━━ Sayfa alıntısı

Ticari defterle ilgili olarak; 6100 sayılı Hukuk Muhakemeleri Kanunu (HMK) hükümlerine göre: Mahkeme, ticari davalarda tarafların ticari defterlerinin ibrazına kendiliğinden veya taraflardan birinin talebi üzerine karar verebilir (HMK 222/1). Ticari defterlerin, ticari davalarda delil olarak kabul edilebilmesi için, kanuna göre eksiksiz ve usulüne uygun olarak tutulmuş, açılış ve kapanış onayları yaptırılmış ve defter kayıtlarının birbirini doğrulamış olması şarttır (HMK 222/2).Bu şartlara uygun olarak tutulan ticari defter kayıtlarının sahibi ve halefleri lehine delil olarak kabul edilebilmesi için, diğer tarafın aynı şartlara uygun olarak tutulmuş ticari defterlerindeki kayıtların bunlara aykırı olmaması ve defter kayıtlarının aksinin senet veya diğer kesin delillerle ispatlanmamış olması gerektiği ise üçüncü fıkrada düzenlenmiştir. Açılış veya kapanış onayları bulunmayan ve içerdiği kayıtlar birbirini doğrulamayan ticari defter kayıtları, sahibi aleyhine delil olur (HMK 222/4). Nitekim Yargıtay 15. Hukuk Dairesi Esas No : 2016/3858, Karar No : 2017/2944 sayılı ilamında ” Bir taraf kendi defterlerine delil olarak dayanmış ise karşı tarafın ticari defterlerine dayanılmamış olsa da karşı taraf defterlerinin incelenmesi zorunludur. Çünkü tarafın ticari defterleri yasada belirtildiği üzere karşı tarafın ticari defterleri ile uyumlu olduğu takdirde lehine delil olabilecektir. Karşı taraf defterleri incelenmediği takdirde dayanan tarafın kendi defterindeki kayıtların lehe delil olması mümkün değildir. Davacının da bu durumu bilerek ticari defterlere delil olarak dayandığı ve karşı tarafın ticari defterlerinin de incelenmesini istediği kabul edilmelidir.” görüşüne yer verilmiştir.

━━━━

> Alıştırma yönergesi:
Sayfa alıntısına göre açılış veya kapanış onayları bulunmayan ve kayıtları birbirini doğrulamayan ticari defter kayıtları kimin aleyhine delil olur? Aşağıdaki satırlar sayfa alıntısıyla ilgisiz, başka bir kaynaktan alınmıştır.

━━ Sağlanan bilgiler

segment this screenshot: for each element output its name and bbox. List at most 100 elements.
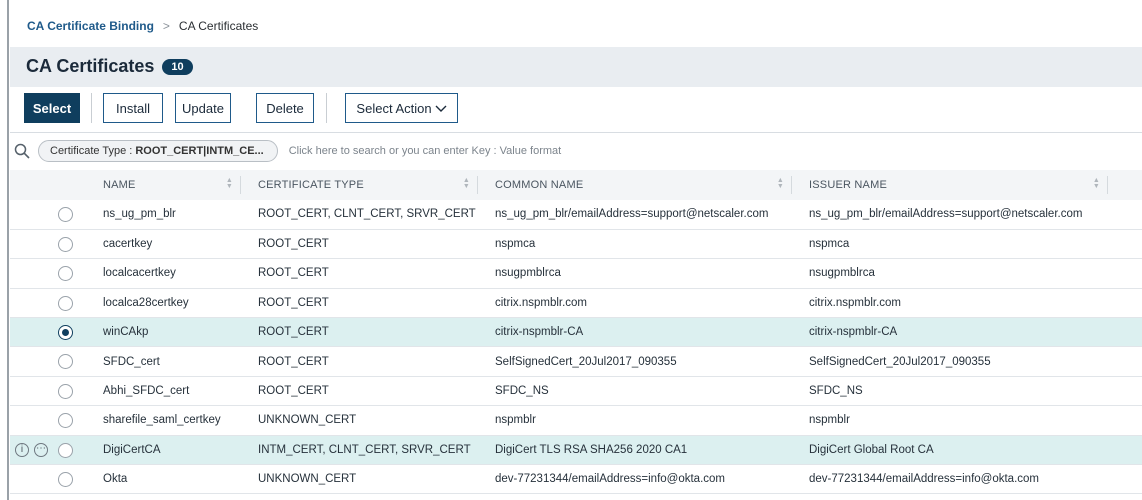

━━━━

> Problemin çözümü:
Defterin sahibi aleyhine delil olur.